Job →
Pull out each line of the data that includes the word "Analyse".

Data entries
•••

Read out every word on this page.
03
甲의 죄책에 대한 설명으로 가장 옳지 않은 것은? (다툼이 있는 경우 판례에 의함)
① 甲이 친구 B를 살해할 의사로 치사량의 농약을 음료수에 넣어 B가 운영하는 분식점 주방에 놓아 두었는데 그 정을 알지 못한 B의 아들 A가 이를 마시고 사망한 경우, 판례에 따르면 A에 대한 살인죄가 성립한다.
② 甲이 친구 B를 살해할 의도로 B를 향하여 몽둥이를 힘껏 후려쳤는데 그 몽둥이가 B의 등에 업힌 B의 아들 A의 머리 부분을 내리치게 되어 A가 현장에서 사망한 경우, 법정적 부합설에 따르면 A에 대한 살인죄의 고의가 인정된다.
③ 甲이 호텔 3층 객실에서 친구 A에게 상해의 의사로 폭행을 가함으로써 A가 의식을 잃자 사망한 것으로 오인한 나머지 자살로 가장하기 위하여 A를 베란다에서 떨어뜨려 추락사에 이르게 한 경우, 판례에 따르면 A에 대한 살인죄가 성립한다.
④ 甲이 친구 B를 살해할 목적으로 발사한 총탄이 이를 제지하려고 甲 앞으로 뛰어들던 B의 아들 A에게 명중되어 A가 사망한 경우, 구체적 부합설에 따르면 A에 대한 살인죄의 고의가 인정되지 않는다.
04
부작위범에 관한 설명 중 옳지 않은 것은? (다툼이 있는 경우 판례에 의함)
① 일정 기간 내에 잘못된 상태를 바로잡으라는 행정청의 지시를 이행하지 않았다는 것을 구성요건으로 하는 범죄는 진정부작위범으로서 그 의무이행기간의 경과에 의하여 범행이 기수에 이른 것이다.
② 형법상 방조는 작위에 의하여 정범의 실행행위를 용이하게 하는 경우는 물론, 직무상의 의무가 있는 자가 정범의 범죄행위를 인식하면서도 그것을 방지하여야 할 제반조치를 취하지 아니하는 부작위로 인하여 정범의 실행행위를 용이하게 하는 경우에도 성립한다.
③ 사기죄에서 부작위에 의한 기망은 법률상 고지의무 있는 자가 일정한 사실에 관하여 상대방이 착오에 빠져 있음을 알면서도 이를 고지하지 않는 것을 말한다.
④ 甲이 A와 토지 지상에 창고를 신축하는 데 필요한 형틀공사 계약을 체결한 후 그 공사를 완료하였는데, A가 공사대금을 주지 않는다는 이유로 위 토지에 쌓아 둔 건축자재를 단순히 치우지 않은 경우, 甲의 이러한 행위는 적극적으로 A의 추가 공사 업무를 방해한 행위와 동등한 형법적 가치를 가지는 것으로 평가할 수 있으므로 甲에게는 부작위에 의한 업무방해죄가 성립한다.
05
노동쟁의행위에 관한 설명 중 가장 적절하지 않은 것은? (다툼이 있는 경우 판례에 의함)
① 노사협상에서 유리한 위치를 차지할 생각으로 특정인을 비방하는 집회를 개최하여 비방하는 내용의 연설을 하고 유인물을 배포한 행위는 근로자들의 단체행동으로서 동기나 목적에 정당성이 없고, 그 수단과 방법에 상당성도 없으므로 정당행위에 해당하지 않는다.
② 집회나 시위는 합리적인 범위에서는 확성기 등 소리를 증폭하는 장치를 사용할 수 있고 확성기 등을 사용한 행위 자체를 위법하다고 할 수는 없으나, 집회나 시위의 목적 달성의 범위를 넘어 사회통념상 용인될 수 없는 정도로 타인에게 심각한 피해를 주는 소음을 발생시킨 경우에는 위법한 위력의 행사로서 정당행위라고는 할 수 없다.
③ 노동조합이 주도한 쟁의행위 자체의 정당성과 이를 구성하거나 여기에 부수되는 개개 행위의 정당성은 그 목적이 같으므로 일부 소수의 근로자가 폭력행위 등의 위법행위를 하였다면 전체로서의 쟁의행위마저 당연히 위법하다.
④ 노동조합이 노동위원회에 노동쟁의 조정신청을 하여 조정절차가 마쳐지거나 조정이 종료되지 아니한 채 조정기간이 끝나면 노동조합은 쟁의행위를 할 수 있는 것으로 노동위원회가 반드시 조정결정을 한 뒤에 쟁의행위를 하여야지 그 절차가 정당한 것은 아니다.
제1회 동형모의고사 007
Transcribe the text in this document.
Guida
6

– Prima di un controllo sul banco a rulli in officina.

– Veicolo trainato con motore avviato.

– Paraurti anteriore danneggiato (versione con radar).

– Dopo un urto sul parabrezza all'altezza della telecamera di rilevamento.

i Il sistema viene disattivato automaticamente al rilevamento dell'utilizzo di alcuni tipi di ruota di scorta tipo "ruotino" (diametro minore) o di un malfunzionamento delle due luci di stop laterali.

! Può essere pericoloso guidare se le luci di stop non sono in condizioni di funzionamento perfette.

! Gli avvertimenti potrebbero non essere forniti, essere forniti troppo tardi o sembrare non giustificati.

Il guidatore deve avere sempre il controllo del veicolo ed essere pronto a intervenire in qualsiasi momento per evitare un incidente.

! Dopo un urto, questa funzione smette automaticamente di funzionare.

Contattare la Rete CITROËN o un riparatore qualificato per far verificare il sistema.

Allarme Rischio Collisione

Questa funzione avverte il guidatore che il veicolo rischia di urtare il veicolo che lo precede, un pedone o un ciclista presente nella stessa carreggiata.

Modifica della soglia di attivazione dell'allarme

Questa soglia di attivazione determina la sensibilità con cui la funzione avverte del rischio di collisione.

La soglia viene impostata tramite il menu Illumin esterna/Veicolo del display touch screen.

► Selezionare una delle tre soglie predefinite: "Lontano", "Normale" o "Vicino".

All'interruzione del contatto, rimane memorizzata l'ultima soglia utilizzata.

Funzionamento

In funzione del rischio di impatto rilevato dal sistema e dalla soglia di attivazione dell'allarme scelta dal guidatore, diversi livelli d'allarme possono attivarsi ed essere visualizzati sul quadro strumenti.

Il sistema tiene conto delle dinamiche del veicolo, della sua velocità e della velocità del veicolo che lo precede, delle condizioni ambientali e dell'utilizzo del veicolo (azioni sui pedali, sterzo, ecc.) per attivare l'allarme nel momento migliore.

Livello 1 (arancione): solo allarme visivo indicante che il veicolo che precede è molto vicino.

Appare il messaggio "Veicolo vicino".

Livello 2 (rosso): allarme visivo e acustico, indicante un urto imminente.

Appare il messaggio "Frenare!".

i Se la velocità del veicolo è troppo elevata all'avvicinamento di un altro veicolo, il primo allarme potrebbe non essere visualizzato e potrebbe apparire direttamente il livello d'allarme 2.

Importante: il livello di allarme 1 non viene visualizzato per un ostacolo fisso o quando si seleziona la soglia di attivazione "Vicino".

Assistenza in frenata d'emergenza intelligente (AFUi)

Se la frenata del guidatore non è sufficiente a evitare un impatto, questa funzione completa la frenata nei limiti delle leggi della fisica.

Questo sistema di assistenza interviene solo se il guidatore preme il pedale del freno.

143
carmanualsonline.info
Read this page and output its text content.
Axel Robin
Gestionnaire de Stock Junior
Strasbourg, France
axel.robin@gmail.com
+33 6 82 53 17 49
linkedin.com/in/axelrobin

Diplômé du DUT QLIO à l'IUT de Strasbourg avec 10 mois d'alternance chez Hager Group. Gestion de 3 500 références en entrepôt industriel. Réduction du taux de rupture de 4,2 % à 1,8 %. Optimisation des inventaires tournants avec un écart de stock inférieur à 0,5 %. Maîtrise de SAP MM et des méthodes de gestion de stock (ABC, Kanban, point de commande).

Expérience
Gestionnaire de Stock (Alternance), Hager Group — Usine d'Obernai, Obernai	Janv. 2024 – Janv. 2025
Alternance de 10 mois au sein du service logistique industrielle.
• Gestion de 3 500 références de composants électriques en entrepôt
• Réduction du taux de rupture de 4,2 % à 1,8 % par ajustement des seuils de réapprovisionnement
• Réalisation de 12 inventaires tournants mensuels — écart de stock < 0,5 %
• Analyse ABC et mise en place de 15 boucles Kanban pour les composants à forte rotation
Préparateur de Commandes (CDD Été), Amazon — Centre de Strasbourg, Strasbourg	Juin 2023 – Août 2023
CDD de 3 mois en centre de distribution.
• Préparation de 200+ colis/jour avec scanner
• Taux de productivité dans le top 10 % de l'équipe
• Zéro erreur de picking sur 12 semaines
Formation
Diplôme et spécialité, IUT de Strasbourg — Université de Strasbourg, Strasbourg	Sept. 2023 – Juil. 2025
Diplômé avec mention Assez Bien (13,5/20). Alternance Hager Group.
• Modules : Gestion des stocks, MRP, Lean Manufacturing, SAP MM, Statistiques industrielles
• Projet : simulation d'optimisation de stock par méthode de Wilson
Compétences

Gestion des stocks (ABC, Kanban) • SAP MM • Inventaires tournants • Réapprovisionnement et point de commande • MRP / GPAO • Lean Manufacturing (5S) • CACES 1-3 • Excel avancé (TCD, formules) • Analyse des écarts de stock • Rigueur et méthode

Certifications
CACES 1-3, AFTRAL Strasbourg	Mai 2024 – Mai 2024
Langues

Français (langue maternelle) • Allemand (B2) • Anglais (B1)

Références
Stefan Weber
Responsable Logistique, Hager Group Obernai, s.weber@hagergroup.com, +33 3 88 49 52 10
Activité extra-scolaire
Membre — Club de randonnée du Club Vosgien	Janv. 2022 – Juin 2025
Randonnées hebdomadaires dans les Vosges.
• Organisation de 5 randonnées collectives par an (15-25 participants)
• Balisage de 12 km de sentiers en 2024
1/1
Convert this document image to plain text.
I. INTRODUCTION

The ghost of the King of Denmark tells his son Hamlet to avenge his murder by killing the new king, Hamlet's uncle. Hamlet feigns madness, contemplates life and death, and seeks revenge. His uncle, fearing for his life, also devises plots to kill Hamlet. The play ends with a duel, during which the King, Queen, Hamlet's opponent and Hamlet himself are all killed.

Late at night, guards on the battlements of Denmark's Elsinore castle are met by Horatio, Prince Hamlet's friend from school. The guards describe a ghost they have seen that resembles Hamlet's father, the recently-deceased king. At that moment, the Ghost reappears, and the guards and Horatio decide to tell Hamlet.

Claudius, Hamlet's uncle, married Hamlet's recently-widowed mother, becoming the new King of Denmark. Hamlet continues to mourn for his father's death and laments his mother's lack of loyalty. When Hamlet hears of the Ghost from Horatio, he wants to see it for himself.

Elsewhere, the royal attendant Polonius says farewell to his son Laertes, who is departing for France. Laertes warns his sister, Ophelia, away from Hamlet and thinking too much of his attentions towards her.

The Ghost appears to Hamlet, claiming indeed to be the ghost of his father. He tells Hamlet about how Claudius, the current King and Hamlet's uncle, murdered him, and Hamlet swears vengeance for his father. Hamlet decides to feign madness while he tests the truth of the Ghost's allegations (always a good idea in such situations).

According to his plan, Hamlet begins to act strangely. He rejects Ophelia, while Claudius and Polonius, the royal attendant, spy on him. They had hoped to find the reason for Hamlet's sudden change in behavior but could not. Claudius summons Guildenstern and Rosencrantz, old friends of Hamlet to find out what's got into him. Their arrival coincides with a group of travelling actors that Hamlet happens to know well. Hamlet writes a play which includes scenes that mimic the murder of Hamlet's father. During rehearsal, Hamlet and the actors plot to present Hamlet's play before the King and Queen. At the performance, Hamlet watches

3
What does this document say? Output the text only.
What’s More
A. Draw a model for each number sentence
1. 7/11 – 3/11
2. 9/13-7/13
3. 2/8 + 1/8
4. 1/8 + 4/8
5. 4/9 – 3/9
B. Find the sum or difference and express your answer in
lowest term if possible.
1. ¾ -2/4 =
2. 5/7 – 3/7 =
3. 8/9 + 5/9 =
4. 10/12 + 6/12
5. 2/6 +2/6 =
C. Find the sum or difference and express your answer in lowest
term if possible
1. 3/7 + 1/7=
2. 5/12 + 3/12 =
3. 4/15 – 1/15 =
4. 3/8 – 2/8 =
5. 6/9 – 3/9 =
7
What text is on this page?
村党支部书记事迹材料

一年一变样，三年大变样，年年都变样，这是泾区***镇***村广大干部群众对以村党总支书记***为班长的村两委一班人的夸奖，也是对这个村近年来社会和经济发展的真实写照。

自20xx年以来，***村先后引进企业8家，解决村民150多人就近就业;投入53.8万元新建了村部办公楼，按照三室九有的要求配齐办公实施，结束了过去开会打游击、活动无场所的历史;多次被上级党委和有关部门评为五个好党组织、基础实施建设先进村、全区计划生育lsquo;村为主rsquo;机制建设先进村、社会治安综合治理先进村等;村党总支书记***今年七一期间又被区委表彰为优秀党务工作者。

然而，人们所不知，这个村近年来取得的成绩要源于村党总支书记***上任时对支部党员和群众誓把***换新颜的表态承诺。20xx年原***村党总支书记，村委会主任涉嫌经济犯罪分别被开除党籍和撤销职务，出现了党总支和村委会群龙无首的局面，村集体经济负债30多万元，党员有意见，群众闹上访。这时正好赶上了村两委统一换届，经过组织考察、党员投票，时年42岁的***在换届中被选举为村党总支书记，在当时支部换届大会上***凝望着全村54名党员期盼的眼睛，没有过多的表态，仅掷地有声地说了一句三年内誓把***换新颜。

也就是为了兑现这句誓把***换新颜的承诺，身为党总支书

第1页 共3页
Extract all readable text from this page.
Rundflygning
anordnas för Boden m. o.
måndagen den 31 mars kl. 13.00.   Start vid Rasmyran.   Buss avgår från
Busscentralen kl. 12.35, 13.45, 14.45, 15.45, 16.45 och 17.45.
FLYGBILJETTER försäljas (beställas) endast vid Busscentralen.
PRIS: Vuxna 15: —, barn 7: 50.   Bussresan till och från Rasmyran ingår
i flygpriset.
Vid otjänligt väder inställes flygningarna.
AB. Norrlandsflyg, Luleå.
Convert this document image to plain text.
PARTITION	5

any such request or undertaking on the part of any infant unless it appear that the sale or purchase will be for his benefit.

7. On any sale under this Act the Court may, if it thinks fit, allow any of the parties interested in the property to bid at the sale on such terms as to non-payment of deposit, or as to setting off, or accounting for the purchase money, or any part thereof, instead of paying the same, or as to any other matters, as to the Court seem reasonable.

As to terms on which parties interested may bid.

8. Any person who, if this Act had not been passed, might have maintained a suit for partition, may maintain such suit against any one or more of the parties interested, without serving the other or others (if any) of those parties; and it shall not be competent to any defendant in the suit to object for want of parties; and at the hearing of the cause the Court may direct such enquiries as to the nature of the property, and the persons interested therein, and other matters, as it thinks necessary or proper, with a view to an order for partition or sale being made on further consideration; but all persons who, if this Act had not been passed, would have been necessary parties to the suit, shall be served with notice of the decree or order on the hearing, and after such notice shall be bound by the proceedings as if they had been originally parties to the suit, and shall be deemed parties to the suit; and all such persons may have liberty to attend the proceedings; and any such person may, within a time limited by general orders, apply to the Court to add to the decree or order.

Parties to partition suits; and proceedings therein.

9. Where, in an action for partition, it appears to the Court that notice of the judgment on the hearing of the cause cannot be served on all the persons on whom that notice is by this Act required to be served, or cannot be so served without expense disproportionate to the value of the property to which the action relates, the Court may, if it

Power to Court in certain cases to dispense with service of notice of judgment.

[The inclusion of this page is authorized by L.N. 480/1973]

•••

Response to this task →
• Analyse ABC et mise en place de 15 boucles Kanban pour les composants à forte rotation
Gestion des stocks (ABC, Kanban) • SAP MM • Inventaires tournants • Réapprovisionnement et point de commande • MRP / GPAO • Lean Manufacturing (5S) • CACES 1-3 • Excel avancé (TCD, formules) • Analyse des écarts de stock • Rigueur et méthode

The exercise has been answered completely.